## BRONFRAGMENT
################
Wanneer u een nieuwe boutdefinitie of boutsamenstellingsdefinitie aan het gedeelde model toevoegt en gebruikt, wordt de definitie de volgende keer dat u wegschrijft gedeeld. Als een andere gebruiker deze nieuwe definitie inleest, worden de bestanden screwdb.db en assdb.db in de modelmap van de gebruiker bijgewerkt om de toegevoegde definitie op te nemen.

U kunt ook de boutendatabase en de boutsamenstellingendatabase bijwerken met nieuwe definities zonder nieuwe objecten te maken. Raadpleeg voor meer informatie de onderstaande paragraaf 'Database-updates delen'.

Materialendatabase

Een gedeeld model bevat het materialendatabasebestand matdb.bin.

Wanneer u een nieuwe materiaaldefinitie aan het gedeelde model toevoegt en gebruikt, wordt de definitie de volgende keer dat u wegschrijft gedeeld. Als een andere gebruiker deze nieuwe definitie inleest, wordt het bestand matdb.bin in de modelmap van de gebruiker bijgewerkt om de toegevoegde definitie op te nemen.

U kunt de materialendatabase ook bijwerken met nieuwe definities zonder nieuwe objecten te maken. Raadpleeg voor meer informatie de onderstaande paragraaf 'Database-updates delen'.

Gebruikersattributen, opties, aanzichten, stortobjecten

Beschrijving

Definities van het gebruikersattribuut (UDA)

Wanneer een model wordt gemaakt, worden de gebruikersattribuutdefinities uit de bestanden objects.inp gelezen en de definities worden in de database environment.db opgeslagen. Gewijzigde en toegevoegde nieuwe attribuutdefinities worden incrementeel gedeeld.
################
## BESCHIKBARE GEGEVENS

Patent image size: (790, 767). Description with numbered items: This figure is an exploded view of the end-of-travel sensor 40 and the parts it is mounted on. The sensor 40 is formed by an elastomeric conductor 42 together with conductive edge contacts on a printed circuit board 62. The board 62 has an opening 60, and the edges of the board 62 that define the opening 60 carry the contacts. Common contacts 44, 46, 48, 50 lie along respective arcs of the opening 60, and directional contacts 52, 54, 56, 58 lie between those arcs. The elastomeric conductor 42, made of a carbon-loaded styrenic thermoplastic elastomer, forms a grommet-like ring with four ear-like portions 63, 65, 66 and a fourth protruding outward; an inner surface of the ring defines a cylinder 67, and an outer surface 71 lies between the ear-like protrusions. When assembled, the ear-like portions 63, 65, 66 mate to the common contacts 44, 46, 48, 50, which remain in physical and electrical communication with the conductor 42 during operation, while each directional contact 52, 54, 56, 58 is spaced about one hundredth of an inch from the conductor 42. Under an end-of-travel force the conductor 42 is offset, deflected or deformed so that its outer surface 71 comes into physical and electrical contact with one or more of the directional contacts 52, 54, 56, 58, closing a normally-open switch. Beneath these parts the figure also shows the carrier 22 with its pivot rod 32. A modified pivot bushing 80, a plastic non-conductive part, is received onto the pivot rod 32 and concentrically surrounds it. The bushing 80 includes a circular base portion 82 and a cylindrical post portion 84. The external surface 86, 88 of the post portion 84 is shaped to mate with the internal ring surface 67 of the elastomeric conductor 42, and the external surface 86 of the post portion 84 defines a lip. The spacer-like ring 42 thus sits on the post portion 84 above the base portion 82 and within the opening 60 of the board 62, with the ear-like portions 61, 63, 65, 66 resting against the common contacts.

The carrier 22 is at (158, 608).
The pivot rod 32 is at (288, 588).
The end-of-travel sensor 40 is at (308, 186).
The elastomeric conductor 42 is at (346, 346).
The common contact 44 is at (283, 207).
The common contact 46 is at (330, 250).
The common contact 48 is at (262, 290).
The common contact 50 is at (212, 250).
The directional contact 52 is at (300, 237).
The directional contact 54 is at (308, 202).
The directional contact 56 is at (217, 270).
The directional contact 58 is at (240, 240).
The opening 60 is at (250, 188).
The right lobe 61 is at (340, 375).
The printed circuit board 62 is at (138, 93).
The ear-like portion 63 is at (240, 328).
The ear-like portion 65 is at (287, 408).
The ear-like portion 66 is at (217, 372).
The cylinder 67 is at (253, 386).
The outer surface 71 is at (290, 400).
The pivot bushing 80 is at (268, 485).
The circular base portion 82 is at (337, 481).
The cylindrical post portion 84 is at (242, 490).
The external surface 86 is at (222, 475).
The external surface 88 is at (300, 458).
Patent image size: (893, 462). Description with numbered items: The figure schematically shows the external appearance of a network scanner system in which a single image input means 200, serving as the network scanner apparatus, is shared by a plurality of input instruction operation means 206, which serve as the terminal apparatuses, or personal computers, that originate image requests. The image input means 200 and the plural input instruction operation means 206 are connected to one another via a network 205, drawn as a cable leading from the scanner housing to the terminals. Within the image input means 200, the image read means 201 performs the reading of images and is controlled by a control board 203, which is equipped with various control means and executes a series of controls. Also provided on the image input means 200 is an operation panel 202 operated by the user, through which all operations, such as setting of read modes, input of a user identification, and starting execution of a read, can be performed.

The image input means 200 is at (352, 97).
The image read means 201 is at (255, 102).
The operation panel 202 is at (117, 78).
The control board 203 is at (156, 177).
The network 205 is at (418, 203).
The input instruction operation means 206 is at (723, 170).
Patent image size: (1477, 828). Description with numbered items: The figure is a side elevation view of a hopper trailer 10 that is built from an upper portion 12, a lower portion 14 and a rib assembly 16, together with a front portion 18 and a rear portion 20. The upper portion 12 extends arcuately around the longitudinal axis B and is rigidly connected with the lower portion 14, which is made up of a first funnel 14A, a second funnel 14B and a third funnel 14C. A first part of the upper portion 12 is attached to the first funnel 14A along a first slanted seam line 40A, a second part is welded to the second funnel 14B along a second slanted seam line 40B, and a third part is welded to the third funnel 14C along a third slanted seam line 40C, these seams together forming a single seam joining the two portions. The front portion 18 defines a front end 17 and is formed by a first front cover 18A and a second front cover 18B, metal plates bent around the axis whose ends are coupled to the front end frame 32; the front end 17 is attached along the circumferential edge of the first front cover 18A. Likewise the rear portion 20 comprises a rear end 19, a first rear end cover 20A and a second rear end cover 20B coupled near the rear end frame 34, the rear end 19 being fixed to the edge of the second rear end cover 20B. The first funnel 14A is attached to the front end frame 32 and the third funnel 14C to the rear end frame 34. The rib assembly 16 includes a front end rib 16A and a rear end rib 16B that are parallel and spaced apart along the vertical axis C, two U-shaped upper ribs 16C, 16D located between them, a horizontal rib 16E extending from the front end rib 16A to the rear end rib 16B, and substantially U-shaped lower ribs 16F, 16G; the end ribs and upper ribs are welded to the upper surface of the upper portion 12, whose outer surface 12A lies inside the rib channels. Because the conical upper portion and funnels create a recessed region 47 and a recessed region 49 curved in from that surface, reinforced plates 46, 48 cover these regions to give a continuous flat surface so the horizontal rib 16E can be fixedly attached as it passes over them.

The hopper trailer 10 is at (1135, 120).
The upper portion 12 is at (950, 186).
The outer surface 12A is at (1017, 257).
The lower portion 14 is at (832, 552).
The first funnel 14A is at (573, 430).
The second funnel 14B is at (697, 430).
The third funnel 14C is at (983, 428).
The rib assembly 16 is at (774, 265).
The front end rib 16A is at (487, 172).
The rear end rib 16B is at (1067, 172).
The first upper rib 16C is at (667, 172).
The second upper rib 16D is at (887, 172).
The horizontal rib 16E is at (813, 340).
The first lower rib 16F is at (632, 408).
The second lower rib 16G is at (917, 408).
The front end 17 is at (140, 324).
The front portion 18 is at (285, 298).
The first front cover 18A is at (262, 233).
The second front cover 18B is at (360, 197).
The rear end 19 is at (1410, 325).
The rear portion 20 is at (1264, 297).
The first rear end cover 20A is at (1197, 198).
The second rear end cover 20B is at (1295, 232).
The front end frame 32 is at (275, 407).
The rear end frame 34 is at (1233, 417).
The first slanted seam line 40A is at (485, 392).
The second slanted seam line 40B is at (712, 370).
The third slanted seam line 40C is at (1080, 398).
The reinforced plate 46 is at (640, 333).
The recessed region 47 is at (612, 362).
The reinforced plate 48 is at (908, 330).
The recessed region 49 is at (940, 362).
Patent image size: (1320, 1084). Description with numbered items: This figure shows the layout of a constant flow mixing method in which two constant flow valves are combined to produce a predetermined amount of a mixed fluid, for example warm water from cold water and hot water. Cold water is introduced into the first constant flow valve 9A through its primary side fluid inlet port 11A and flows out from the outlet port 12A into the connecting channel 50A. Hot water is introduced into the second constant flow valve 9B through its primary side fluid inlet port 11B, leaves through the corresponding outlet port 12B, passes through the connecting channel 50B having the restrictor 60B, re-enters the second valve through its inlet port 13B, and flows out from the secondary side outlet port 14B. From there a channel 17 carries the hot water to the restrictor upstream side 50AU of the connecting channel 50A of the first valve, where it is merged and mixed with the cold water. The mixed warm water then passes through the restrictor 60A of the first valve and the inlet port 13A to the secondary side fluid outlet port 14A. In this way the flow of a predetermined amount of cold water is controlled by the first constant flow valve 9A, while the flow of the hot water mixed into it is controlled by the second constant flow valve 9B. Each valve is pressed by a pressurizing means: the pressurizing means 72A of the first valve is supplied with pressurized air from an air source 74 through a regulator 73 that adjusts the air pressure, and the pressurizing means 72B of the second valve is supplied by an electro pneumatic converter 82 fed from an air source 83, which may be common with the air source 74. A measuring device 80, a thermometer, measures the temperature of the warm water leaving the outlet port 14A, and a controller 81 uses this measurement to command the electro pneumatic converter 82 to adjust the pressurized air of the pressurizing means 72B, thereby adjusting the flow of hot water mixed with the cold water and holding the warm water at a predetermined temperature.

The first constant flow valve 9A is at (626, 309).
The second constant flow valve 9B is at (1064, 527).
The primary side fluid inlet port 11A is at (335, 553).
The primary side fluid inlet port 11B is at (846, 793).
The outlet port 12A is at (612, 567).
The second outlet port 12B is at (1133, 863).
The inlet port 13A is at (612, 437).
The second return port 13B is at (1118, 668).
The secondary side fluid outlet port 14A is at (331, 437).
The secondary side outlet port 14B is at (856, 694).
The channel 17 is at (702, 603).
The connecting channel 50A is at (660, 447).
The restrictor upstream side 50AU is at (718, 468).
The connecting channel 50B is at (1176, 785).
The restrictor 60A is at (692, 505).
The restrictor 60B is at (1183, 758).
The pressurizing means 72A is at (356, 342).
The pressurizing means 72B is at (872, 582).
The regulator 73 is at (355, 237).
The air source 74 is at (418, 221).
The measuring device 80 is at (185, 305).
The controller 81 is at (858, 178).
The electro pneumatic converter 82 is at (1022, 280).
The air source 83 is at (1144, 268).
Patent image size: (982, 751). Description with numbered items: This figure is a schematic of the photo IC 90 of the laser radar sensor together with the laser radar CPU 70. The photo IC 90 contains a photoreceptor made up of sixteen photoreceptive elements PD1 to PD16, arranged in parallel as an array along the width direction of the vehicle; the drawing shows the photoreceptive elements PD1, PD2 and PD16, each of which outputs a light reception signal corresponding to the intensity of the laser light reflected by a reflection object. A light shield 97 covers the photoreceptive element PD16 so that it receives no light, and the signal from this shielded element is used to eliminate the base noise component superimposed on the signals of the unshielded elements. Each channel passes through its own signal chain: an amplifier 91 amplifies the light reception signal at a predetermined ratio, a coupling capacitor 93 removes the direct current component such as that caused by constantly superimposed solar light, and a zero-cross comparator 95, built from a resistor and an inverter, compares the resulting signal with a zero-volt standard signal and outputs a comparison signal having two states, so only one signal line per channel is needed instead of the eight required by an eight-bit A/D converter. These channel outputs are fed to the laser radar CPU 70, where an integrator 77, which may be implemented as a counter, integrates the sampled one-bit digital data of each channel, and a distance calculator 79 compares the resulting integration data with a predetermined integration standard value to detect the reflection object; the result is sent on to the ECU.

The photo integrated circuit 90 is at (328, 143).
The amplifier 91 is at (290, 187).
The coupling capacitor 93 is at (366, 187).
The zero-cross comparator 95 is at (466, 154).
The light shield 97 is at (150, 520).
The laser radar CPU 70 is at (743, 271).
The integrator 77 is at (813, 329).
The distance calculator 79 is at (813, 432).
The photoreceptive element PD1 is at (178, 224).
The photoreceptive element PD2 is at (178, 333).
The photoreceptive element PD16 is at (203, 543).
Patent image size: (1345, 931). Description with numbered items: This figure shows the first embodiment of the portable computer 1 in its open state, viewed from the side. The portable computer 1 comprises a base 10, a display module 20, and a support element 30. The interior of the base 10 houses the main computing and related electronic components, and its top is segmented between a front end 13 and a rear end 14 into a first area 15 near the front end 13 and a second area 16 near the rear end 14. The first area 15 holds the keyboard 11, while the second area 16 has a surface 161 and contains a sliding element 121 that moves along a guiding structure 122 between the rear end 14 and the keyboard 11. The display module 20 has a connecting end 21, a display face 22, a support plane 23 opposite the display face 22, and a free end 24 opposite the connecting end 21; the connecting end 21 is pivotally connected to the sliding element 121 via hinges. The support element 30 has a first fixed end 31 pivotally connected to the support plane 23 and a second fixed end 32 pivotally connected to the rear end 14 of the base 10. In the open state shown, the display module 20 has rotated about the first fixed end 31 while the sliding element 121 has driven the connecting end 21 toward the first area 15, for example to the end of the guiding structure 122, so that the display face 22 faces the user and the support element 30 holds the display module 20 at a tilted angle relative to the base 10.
################
## OPDRACHTEN
a – Leg in één tot drie zinnen uit waarom het bestand matdb.bin in de modelmap van een andere gebruiker wordt bijgewerkt, volgens de tekst over gedeelde modellen.
b – Kopieer woordelijk een stuk uit de tekst over gedeelde modellen: begin bij de woorden "U kunt ook de" en stop na "het materialendatabasebestand matdb.bin.".
c – Pak de tekst over gedeelde modellen weer op en schrijf verder na de laatste zin die er staat.
De rijen zijn afzonderlijk materiaal en horen niet bij de tekst over gedeelde modellen.

## ANTWOORDEN
a – Wanneer een andere gebruiker een nieuwe materiaaldefinitie inleest die aan het gedeelde model is toegevoegd, wordt matdb.bin in zijn of haar modelmap bijgewerkt. Dat gebeurt om de toegevoegde definitie op te nemen.

b –
U kunt ook de boutendatabase en de boutsamenstellingendatabase bijwerken met nieuwe definities zonder nieuwe objecten te maken. Raadpleeg voor meer informatie de onderstaande paragraaf 'Database-updates delen'.

Materialendatabase

Een gedeeld model bevat het materialendatabasebestand matdb.bin.

c –
Nieuwe attribuutdefinities worden automatisch aan de database toegevoegd wanneer het model wordt geopend. Als het huidige bestand objects.inp een andere definitie bevat dan environment.db, kunt u wijzigingen aanbrengen voor gebruik door op Bestand > Controleer en repareer > Controleer en wijzig attribuutdefinities te klikken.

Als het bestand objects.inp zich in de modelmap bevindt, wordt het als het bestand gedeeld en overschrijft het lokale bestand objects.inp wanneer u inleest.

Opties

Wanneer een model wordt gemaakt, worden de opties uit de bestanden options.ini gelezen en de modelspecifieke opties worden opgeslagen in de databases options_model.db en options_drawings.db.

Modelspecifieke opties kunnen in de dialoogvensters Opties en Variabelen worden gewijzigd. Wijzigingen aan modelspecifieke opties worden incrementeel gedeeld.

  • Sommige opties zijn van het type SYSTEM(ROLE). Deze opties worden uit de bestanden .ini uitgelezen en niet gedeeld. Het is mogelijk om de modeloptie SYSTEM(ROLE) naar MODEL(ROL) te wijzigen en de tekeningoptie naar de optie DRAWINGS(ROLE). De opties worden vervolgens opgeslagen in de database options_model.db of options_drawings.db in de modelmap en de waarde wordt incrementeel gedeeld.

  • Enkele van de opties zijn van het type USER. Deze opties zijn gebruikerspecifiek en worden niet gedeeld.

  • Enkele van de opties zijn van het type SYSTEM. Deze opties zijn gebruikerspecifiek en worden niet gedeeld. Het is mogelijk om een optie SYSTEM naar een optie MODEL(SYSTEM) te wijzigen. Als u een optie SYSTEM naar MODEL(SYSTEM) wijzigt, werkt de gewijzigde waarde alleen voor het huidige model. Deze opties worden niet gedeeld.

Andere belangrijke bestanden in de modelmap

Het mapper-bestand met het ID-bereik van de database db.idrm en het mapper-bestand met het ID-bereik van de bibliotheekdatabase xslib.idrm hebben betrekking op het verwerken van ID's. Deze bestanden zijn bijvoorbeeld nodig voor het openen tekeningen die in single-user- of multi-user-modus zijn gemaakt.

Het bestand plotdev.bin bevat de definities van het afdrukapparaat die u in de Printerdatabase maakt (oude manier van afdrukken). Het bestand wordt gedeeld wanneer het zich in de map van het model bevindt.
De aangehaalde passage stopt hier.